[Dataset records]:
******************************
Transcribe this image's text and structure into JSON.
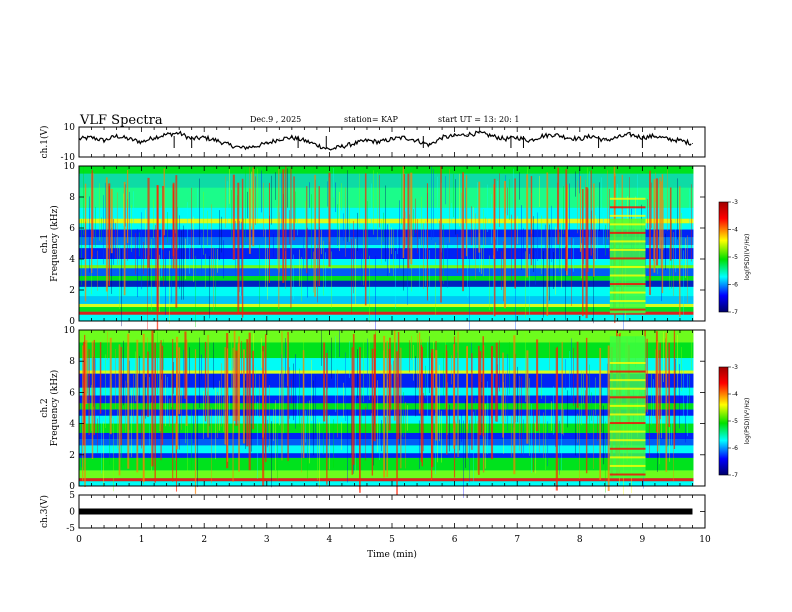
{
  "header": {
    "title": "VLF Spectra",
    "date": "Dec.9 , 2025",
    "station": "station= KAP",
    "start": "start  UT =   13: 20: 1"
  },
  "colorbar": {
    "label": "log(PSD)(V²/Hz)",
    "ticks": [
      "-3",
      "-4",
      "-5",
      "-6",
      "-7"
    ],
    "colors": [
      "#b00000",
      "#ff0000",
      "#ffff00",
      "#00e000",
      "#00ffff",
      "#0000ff",
      "#00007a"
    ]
  },
  "chart_data": [
    {
      "type": "line",
      "name": "ch1-waveform",
      "ylabel": "ch.1(V)",
      "ylim": [
        -10,
        10
      ],
      "ytick_labels": [
        "10",
        "-10"
      ],
      "xlim": [
        0,
        10
      ],
      "x": [
        0.0,
        0.2,
        0.4,
        0.6,
        0.8,
        1.0,
        1.2,
        1.4,
        1.6,
        1.8,
        2.0,
        2.2,
        2.4,
        2.6,
        2.8,
        3.0,
        3.2,
        3.4,
        3.6,
        3.8,
        4.0,
        4.2,
        4.4,
        4.6,
        4.8,
        5.0,
        5.2,
        5.4,
        5.6,
        5.8,
        6.0,
        6.2,
        6.4,
        6.6,
        6.8,
        7.0,
        7.2,
        7.4,
        7.6,
        7.8,
        8.0,
        8.2,
        8.4,
        8.6,
        8.8,
        9.0,
        9.2,
        9.4,
        9.6,
        9.8
      ],
      "values": [
        2,
        3,
        1,
        4,
        2,
        0,
        3,
        5,
        6,
        2,
        3,
        1,
        -2,
        -4,
        -3,
        -1,
        2,
        3,
        1,
        -2,
        -5,
        -3,
        -1,
        1,
        0,
        2,
        3,
        1,
        -2,
        3,
        4,
        5,
        6,
        4,
        2,
        3,
        1,
        4,
        5,
        3,
        2,
        4,
        1,
        3,
        5,
        3,
        4,
        2,
        1,
        -1
      ],
      "color": "#000000"
    },
    {
      "type": "heatmap",
      "name": "ch1-spectrogram",
      "ylabel": "ch.1 Frequency (kHz)",
      "ylim": [
        0,
        10
      ],
      "ytick_labels": [
        "0",
        "2",
        "4",
        "6",
        "8",
        "10"
      ],
      "xlim": [
        0,
        10
      ]
    },
    {
      "type": "heatmap",
      "name": "ch2-spectrogram",
      "ylabel": "ch.2 Frequency (kHz)",
      "ylim": [
        0,
        10
      ],
      "ytick_labels": [
        "0",
        "2",
        "4",
        "6",
        "8",
        "10"
      ],
      "xlim": [
        0,
        10
      ]
    },
    {
      "type": "line",
      "name": "ch3-waveform",
      "ylabel": "ch.3(V)",
      "ylim": [
        -5,
        5
      ],
      "ytick_labels": [
        "5",
        "0",
        "-5"
      ],
      "xlim": [
        0,
        10
      ],
      "x": [
        0,
        9.8
      ],
      "values": [
        0,
        0
      ],
      "color": "#000000"
    }
  ],
  "xaxis": {
    "label": "Time  (min)",
    "tick_labels": [
      "0",
      "1",
      "2",
      "3",
      "4",
      "5",
      "6",
      "7",
      "8",
      "9",
      "10"
    ]
  }
}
******************************
[TO BE DONE]: Your answer should be one number: how many lines in the material above contain the string "Frequency".

[OUTPUT BELOW]: 2